┏━━

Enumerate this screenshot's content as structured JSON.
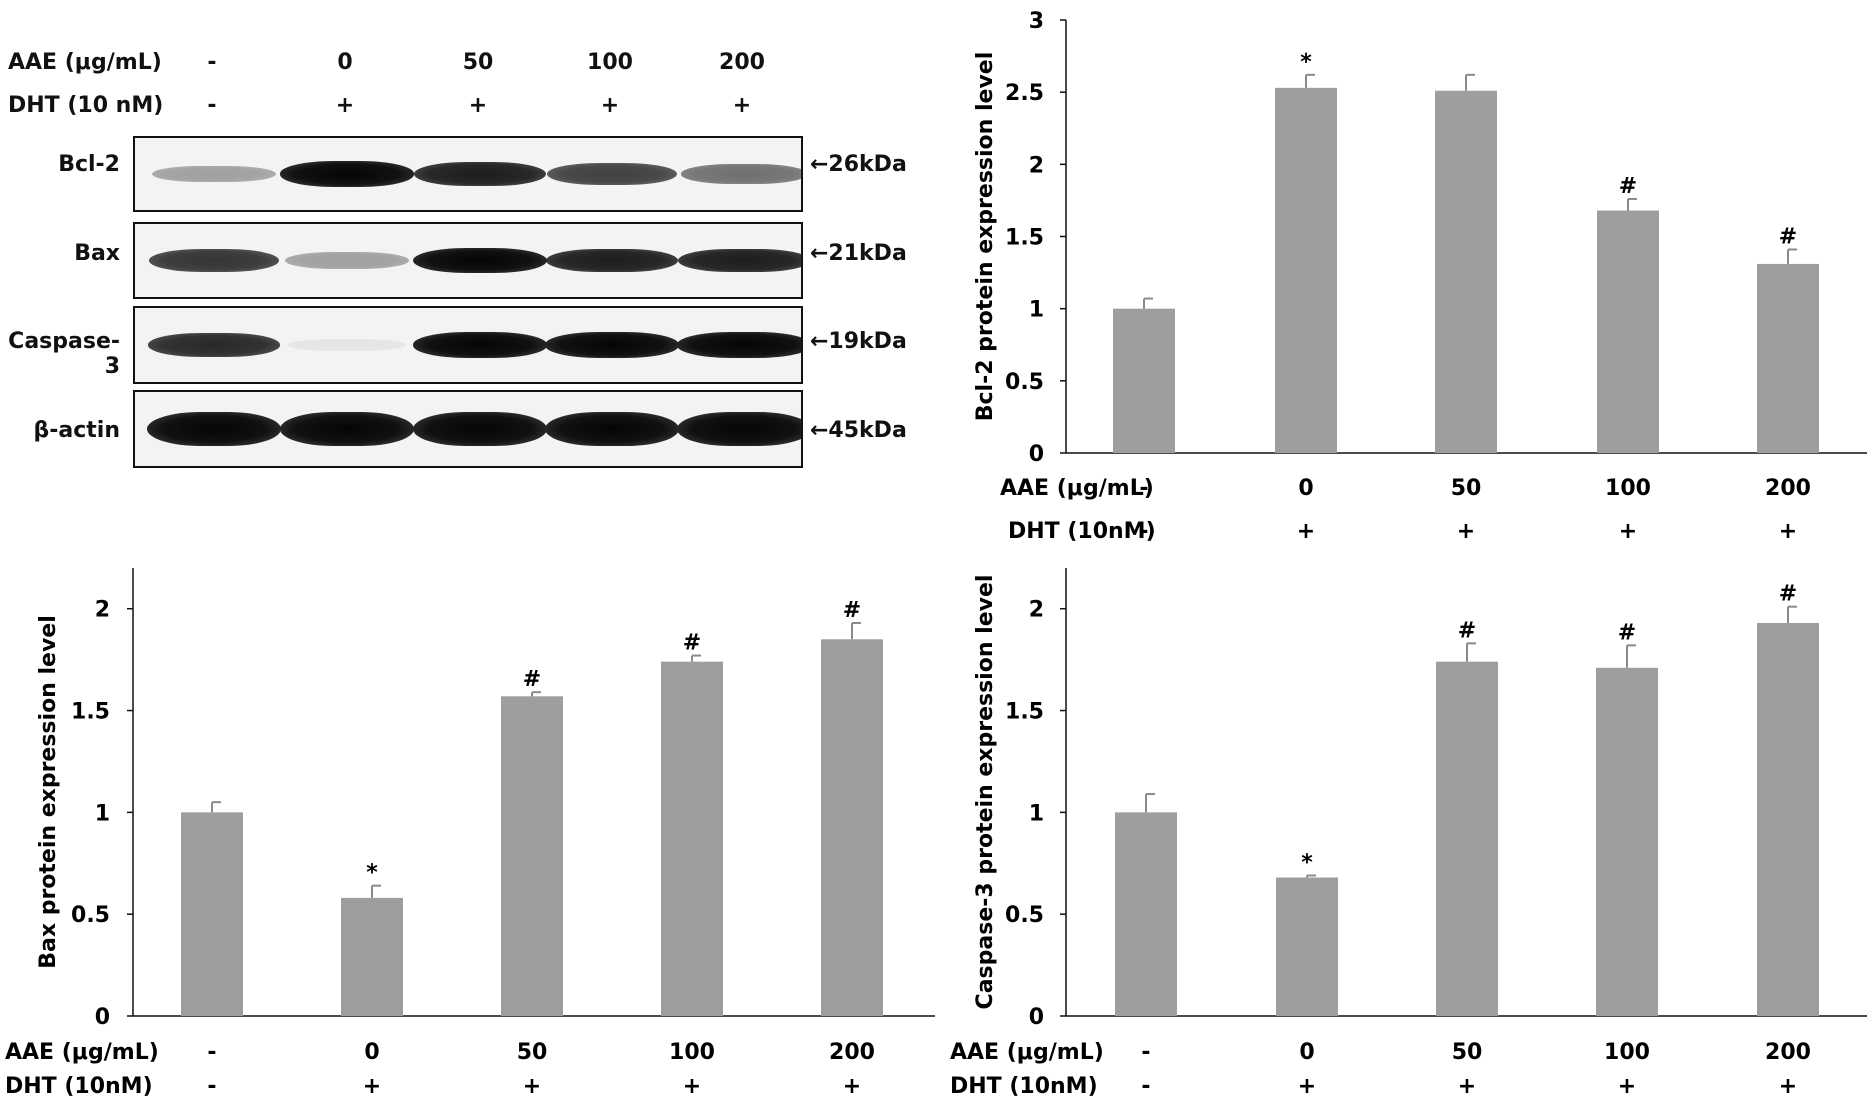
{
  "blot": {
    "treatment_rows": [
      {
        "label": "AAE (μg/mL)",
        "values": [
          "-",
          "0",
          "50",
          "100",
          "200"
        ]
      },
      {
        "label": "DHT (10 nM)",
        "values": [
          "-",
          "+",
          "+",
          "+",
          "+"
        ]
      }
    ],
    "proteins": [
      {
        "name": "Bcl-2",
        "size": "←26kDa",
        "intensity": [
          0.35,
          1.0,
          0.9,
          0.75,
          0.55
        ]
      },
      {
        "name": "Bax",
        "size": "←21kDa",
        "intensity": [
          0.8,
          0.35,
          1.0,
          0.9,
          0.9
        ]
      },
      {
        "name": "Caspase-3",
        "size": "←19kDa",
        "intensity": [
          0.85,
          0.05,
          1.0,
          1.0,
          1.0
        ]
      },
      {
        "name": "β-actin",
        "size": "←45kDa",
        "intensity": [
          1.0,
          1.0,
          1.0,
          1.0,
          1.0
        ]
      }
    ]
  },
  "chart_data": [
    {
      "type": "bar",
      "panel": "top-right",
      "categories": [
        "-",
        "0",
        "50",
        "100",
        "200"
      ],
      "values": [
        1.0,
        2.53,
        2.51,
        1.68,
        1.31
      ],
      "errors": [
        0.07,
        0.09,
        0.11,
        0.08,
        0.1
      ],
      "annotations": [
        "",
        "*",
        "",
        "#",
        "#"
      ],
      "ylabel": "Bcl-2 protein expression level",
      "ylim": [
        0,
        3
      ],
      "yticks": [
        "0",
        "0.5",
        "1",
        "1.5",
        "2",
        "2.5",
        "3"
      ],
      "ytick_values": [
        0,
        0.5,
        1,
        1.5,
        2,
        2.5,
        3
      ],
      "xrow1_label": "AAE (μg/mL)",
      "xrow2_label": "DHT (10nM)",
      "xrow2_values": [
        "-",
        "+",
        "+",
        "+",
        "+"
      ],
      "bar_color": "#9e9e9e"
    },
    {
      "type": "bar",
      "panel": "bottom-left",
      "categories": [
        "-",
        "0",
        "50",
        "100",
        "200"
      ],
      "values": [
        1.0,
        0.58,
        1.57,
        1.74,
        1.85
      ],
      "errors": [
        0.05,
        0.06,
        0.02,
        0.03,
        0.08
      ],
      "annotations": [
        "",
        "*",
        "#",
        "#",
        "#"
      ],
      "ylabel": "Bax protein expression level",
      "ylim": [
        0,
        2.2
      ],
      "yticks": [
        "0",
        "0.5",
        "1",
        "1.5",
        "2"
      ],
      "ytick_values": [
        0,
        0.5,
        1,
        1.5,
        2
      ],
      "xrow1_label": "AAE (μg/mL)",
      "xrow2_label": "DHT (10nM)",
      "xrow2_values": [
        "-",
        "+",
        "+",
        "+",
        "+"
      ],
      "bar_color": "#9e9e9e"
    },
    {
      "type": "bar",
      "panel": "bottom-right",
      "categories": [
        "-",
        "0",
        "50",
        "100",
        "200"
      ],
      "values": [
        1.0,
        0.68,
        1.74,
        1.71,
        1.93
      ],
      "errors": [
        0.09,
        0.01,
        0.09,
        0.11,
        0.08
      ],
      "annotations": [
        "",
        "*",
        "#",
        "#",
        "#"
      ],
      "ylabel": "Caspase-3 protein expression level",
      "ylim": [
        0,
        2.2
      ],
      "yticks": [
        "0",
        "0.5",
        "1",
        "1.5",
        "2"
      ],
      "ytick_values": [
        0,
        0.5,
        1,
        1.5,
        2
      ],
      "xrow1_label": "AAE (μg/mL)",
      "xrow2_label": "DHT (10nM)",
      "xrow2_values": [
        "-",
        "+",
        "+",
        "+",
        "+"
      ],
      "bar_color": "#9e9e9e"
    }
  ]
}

┗━━
┏━━

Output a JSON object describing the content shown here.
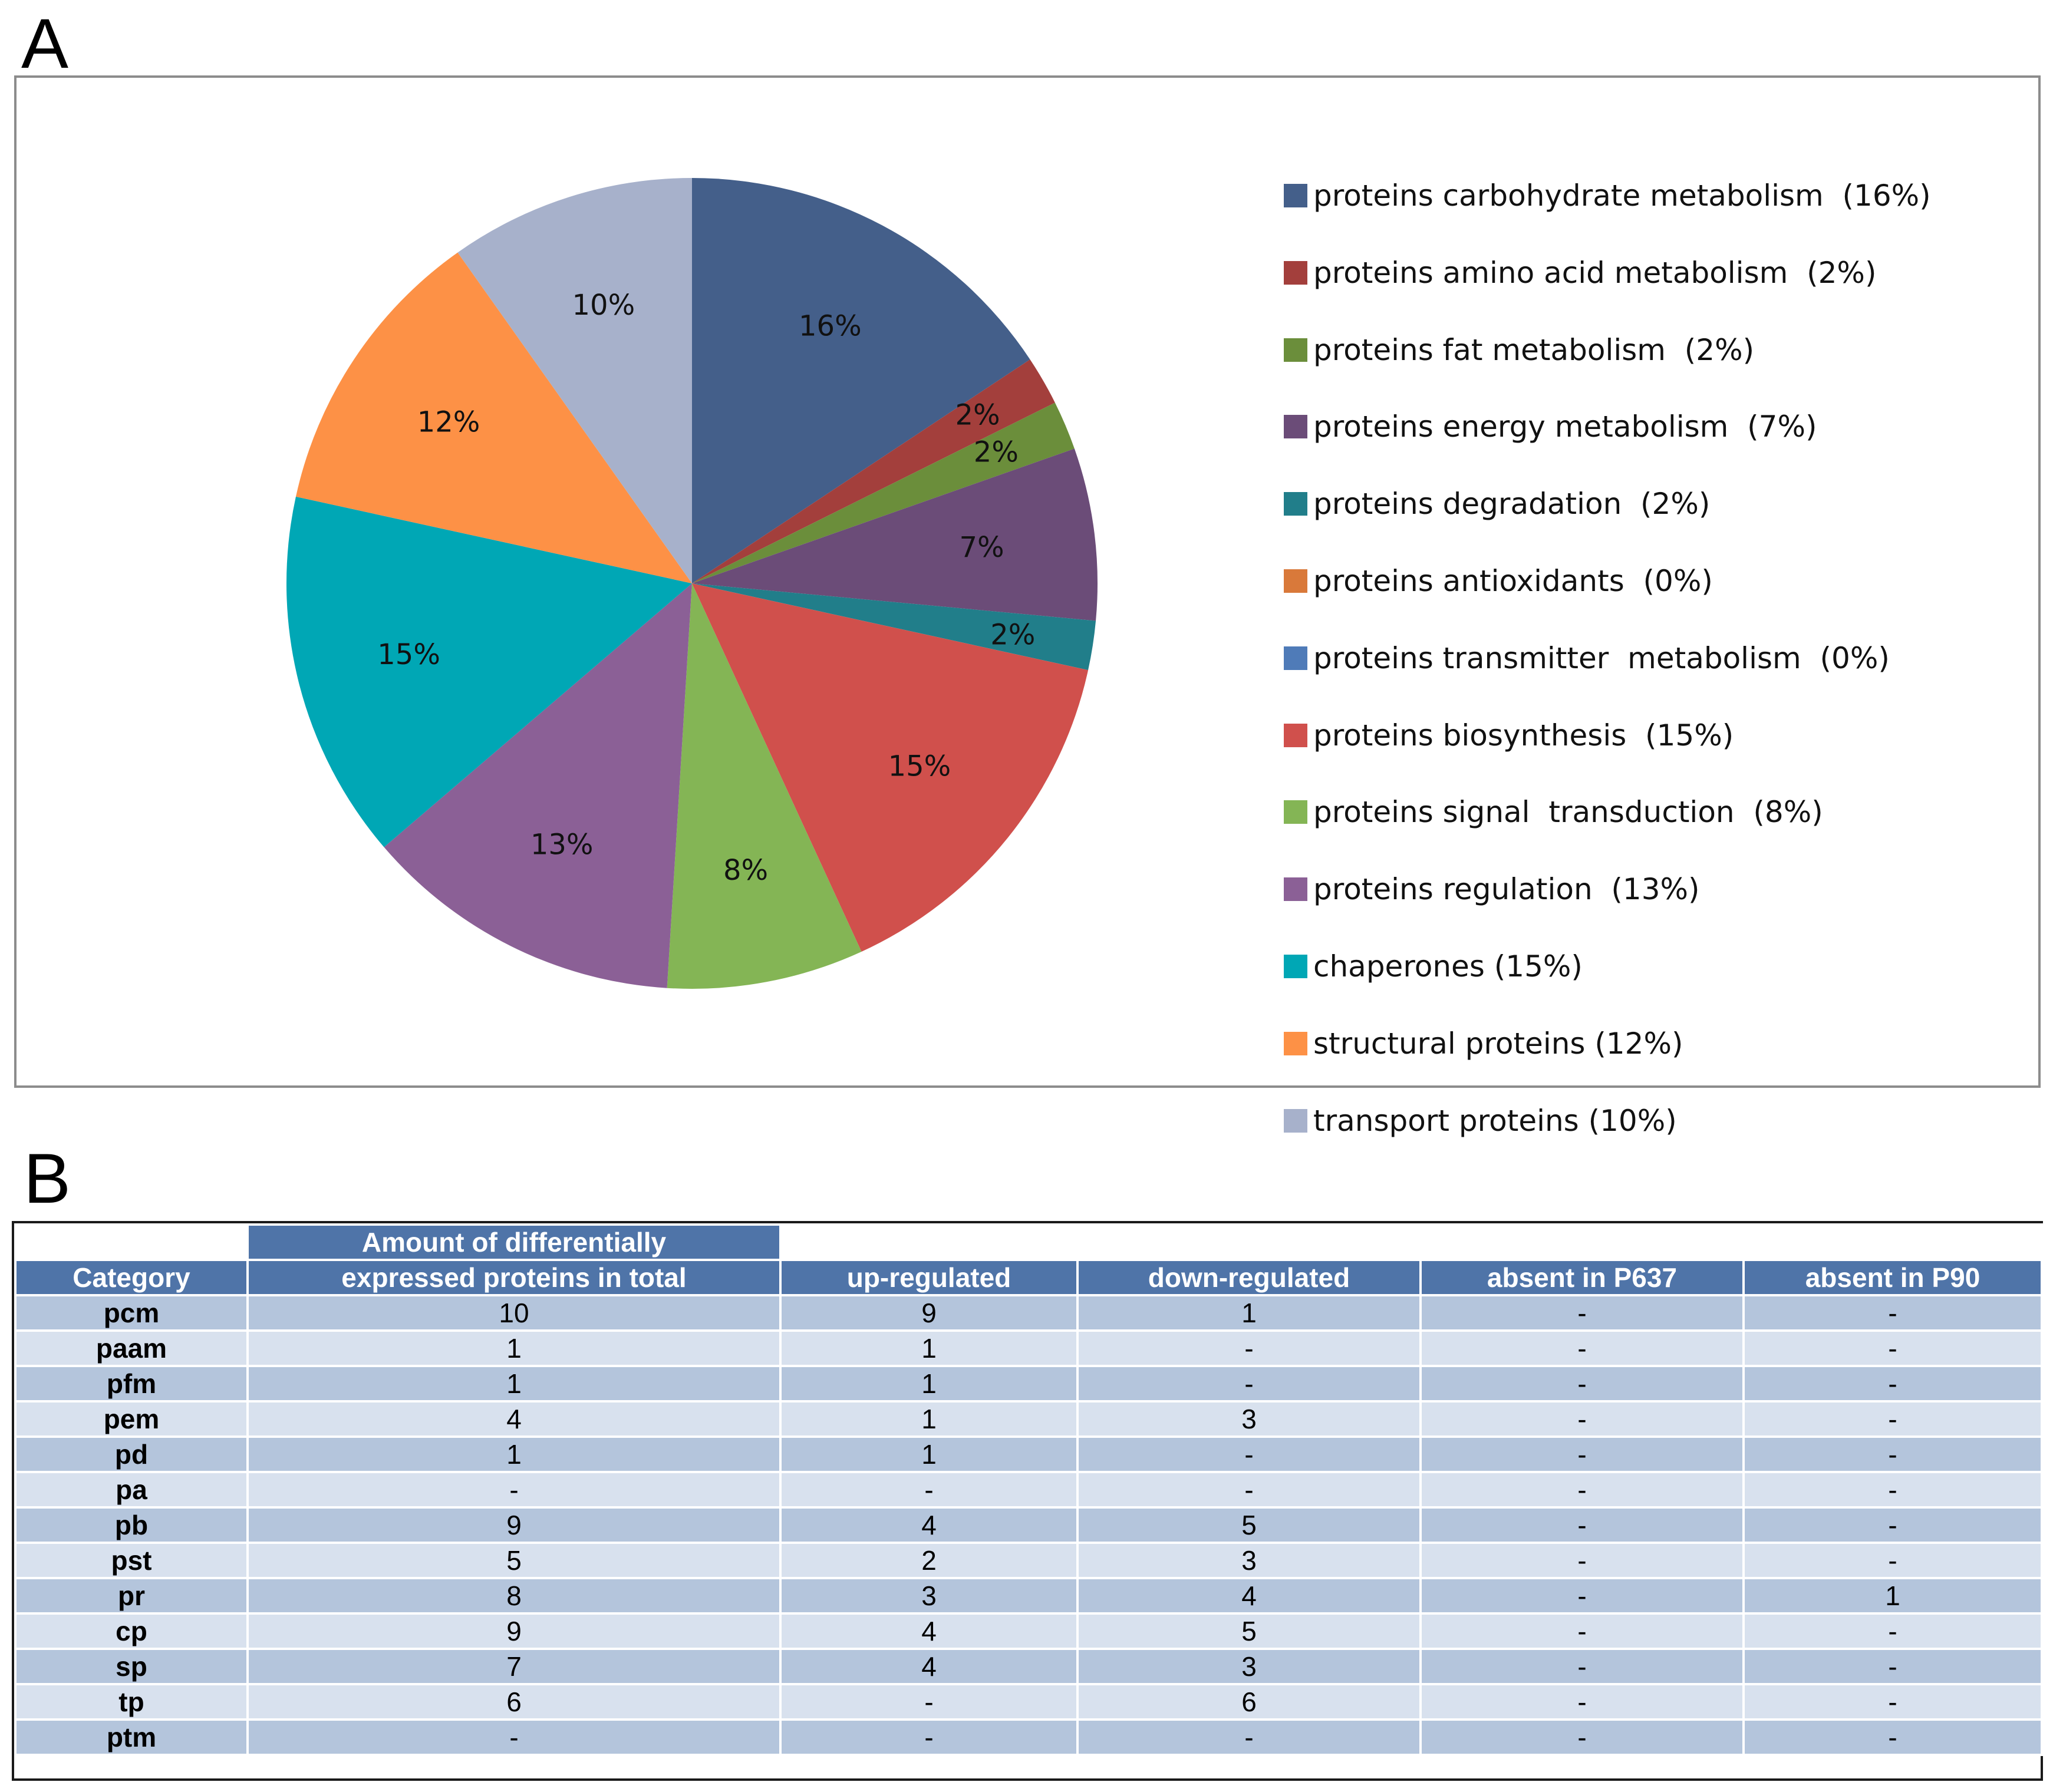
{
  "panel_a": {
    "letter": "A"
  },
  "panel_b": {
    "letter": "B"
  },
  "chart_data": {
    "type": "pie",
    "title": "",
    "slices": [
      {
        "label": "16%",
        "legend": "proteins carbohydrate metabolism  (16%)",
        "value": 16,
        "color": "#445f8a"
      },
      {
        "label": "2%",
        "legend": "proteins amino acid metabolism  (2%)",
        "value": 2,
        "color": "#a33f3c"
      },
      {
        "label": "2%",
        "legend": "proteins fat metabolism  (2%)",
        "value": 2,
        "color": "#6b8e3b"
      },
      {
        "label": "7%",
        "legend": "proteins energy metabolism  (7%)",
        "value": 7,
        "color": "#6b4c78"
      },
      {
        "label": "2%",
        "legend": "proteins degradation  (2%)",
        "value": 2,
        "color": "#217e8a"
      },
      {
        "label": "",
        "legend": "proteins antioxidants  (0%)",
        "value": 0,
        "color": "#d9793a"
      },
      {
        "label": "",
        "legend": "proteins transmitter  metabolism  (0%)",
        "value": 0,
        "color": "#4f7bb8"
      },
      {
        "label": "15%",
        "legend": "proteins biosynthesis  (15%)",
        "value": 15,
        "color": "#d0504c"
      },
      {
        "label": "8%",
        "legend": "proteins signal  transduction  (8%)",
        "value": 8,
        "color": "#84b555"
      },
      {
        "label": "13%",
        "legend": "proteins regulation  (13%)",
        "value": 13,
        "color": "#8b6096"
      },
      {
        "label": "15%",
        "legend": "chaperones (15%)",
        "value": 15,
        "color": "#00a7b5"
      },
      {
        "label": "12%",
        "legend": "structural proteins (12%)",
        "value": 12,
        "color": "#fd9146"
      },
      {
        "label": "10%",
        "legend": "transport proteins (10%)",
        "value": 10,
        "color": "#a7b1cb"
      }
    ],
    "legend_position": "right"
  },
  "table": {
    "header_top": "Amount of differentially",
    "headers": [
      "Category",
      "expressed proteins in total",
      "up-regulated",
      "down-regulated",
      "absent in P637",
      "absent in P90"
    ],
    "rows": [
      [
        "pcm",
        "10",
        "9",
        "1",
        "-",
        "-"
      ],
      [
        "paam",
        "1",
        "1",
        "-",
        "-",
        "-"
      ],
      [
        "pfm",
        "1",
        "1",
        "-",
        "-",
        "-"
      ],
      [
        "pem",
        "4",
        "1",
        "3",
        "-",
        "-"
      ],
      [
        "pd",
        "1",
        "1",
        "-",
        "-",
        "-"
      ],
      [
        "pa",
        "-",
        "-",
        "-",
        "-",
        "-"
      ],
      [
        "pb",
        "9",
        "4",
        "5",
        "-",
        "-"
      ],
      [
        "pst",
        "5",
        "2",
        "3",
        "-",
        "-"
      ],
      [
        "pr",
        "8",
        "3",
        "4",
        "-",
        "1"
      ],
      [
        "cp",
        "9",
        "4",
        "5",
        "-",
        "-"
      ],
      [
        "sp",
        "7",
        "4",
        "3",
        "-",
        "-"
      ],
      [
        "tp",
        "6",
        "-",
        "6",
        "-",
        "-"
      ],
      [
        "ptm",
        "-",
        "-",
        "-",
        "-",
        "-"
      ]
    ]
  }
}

┗━━

:: Problem statement ::
For the string "expression", find every line of the material that contains it, and copy each one.

:: Response below ::
      "ylabel": "Bcl-2 protein expression level",
      "ylabel": "Bax protein expression level",
      "ylabel": "Caspase-3 protein expression level",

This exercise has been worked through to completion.